— start DATASET ROWS —

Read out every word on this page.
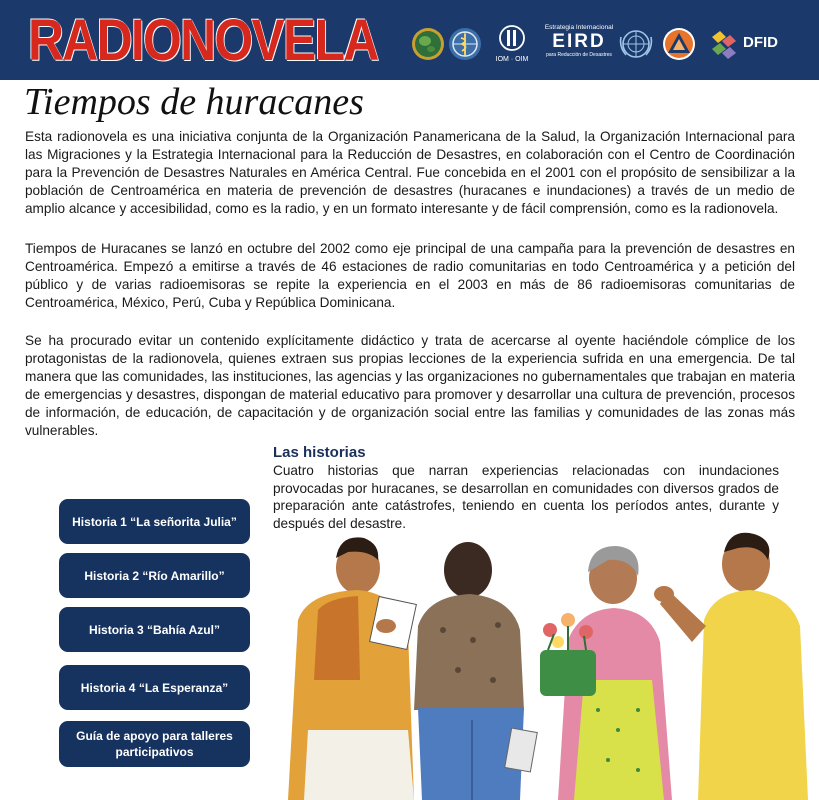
RADIONOVELA	IOM · OIM
Estrategia Internacional
EIRD
para Reducción de Desastres
DFID
Tiempos de huracanes

Esta radionovela es una iniciativa conjunta de la Organización Panamericana de la Salud, la Organización Internacional para las Migraciones y la Estrategia Internacional para la Reducción de Desastres, en colaboración con el Centro de Coordinación para la Prevención de Desastres Naturales en América Central. Fue concebida en el 2001 con el propósito de sensibilizar a la población de Centroamérica en materia de prevención de desastres (huracanes e inundaciones) a través de un medio de amplio alcance y accesibilidad, como es la radio, y en un formato interesante y de fácil comprensión, como es la radionovela.

Tiempos de Huracanes se lanzó en octubre del 2002 como eje principal de una campaña para la prevención de desastres en Centroamérica. Empezó a emitirse a través de 46 estaciones de radio comunitarias en todo Centroamérica y a petición del público y de varias radioemisoras se repite la experiencia en el 2003 en más de 86 radioemisoras comunitarias de Centroamérica, México, Perú, Cuba y República Dominicana.

Se ha procurado evitar un contenido explícitamente didáctico y trata de acercarse al oyente haciéndole cómplice de los protagonistas de la radionovela, quienes extraen sus propias lecciones de la experiencia sufrida en una emergencia. De tal manera que las comunidades, las instituciones, las agencias y las organizaciones no gubernamentales que trabajan en materia de emergencias y desastres, dispongan de material educativo para promover y desarrollar una cultura de prevención, procesos de información, de educación, de capacitación y de organización social entre las familias y comunidades de las zonas más vulnerables.

Las historias

Cuatro historias que narran experiencias relacionadas con inundaciones provocadas por huracanes, se desarrollan en comunidades con diversos grados de preparación ante catástrofes, teniendo en cuenta los períodos antes, durante y después del desastre.

Historia 1 “La señorita Julia”
Historia 2 “Río Amarillo”
Historia 3 “Bahía Azul”
Historia 4 “La Esperanza”
Guía de apoyo para talleres participativos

— end DATASET ROWS —

EXERCISE DESCRIPTION
Copy every line of the data exactly as written, excluding the pictures.

THE REPLY
Read out every word on this page.
RADIONOVELA	IOM · OIM
Estrategia Internacional
EIRD
para Reducción de Desastres
DFID
Tiempos de huracanes

Esta radionovela es una iniciativa conjunta de la Organización Panamericana de la Salud, la Organización Internacional para las Migraciones y la Estrategia Internacional para la Reducción de Desastres, en colaboración con el Centro de Coordinación para la Prevención de Desastres Naturales en América Central. Fue concebida en el 2001 con el propósito de sensibilizar a la población de Centroamérica en materia de prevención de desastres (huracanes e inundaciones) a través de un medio de amplio alcance y accesibilidad, como es la radio, y en un formato interesante y de fácil comprensión, como es la radionovela.

Tiempos de Huracanes se lanzó en octubre del 2002 como eje principal de una campaña para la prevención de desastres en Centroamérica. Empezó a emitirse a través de 46 estaciones de radio comunitarias en todo Centroamérica y a petición del público y de varias radioemisoras se repite la experiencia en el 2003 en más de 86 radioemisoras comunitarias de Centroamérica, México, Perú, Cuba y República Dominicana.

Se ha procurado evitar un contenido explícitamente didáctico y trata de acercarse al oyente haciéndole cómplice de los protagonistas de la radionovela, quienes extraen sus propias lecciones de la experiencia sufrida en una emergencia. De tal manera que las comunidades, las instituciones, las agencias y las organizaciones no gubernamentales que trabajan en materia de emergencias y desastres, dispongan de material educativo para promover y desarrollar una cultura de prevención, procesos de información, de educación, de capacitación y de organización social entre las familias y comunidades de las zonas más vulnerables.

Las historias

Cuatro historias que narran experiencias relacionadas con inundaciones provocadas por huracanes, se desarrollan en comunidades con diversos grados de preparación ante catástrofes, teniendo en cuenta los períodos antes, durante y después del desastre.

Historia 1 “La señorita Julia”
Historia 2 “Río Amarillo”
Historia 3 “Bahía Azul”
Historia 4 “La Esperanza”
Guía de apoyo para talleres participativos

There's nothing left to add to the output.